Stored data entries
-------------------------

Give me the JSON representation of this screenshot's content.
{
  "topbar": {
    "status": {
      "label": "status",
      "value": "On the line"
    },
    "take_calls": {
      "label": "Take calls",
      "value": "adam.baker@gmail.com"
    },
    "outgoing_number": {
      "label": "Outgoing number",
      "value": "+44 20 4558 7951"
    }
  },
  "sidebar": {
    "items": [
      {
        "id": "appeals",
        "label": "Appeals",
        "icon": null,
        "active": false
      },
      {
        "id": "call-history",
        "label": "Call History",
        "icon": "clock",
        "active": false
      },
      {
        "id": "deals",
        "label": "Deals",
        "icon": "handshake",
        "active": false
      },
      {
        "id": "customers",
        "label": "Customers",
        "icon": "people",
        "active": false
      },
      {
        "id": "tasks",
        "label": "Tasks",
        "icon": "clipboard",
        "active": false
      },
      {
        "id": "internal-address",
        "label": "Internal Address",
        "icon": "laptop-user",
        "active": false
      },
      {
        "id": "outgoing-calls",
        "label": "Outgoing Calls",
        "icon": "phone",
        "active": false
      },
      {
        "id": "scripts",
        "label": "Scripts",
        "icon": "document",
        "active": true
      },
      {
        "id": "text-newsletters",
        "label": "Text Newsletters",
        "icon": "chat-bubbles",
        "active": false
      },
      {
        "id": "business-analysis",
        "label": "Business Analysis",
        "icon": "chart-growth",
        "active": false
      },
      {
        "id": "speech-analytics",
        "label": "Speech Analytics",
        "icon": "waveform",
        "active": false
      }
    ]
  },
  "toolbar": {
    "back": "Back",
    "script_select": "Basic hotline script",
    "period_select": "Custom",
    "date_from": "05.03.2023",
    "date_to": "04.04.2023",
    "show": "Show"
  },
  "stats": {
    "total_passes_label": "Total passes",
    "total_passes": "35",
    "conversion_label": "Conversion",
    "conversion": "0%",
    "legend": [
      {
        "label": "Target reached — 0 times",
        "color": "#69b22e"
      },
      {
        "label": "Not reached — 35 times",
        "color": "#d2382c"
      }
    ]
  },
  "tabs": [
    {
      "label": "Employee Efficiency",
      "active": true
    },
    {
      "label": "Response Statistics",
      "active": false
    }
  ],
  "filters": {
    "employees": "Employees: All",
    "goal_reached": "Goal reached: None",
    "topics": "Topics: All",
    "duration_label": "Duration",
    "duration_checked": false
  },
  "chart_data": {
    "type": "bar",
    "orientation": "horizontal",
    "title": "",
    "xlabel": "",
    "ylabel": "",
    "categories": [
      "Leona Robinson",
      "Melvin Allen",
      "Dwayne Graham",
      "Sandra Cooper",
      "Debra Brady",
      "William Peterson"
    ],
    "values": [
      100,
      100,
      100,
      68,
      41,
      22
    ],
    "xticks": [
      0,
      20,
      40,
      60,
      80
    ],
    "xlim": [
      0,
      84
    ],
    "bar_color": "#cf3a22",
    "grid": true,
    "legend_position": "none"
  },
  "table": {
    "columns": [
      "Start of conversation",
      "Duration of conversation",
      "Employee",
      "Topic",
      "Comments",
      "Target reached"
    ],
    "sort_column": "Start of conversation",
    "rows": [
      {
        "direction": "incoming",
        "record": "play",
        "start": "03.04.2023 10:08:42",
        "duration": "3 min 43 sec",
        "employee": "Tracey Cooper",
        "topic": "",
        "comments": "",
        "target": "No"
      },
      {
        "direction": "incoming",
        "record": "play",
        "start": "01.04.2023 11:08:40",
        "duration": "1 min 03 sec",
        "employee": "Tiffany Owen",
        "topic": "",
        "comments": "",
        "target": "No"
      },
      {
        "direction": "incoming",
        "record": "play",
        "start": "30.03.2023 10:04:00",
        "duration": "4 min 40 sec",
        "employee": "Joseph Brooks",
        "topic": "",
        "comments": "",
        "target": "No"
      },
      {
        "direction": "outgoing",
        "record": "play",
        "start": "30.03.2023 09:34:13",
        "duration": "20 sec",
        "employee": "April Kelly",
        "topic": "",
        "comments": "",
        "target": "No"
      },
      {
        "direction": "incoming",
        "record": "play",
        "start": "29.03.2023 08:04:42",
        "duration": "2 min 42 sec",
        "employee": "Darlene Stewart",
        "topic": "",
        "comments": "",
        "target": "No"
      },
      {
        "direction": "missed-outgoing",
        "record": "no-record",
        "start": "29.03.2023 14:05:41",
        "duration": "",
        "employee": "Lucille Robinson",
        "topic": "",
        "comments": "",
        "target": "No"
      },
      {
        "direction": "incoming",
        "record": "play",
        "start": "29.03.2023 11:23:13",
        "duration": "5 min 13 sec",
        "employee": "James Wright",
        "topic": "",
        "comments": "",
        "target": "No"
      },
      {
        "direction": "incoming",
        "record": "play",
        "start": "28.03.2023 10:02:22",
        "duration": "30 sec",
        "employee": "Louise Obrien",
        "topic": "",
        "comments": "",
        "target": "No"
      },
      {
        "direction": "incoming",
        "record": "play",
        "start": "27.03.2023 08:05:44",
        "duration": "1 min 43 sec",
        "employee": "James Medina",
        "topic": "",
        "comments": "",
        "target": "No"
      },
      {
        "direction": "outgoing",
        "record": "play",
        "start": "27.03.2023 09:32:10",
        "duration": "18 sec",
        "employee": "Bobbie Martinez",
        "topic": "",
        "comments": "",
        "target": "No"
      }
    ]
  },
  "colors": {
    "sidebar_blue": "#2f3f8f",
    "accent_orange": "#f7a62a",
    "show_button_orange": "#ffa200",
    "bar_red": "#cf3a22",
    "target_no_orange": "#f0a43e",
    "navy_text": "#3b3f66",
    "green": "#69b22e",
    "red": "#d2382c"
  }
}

-------------------------

Copy, from the material, each line that holds the string "Cooper".

      "Sandra Cooper",
        "employee": "Tracey Cooper",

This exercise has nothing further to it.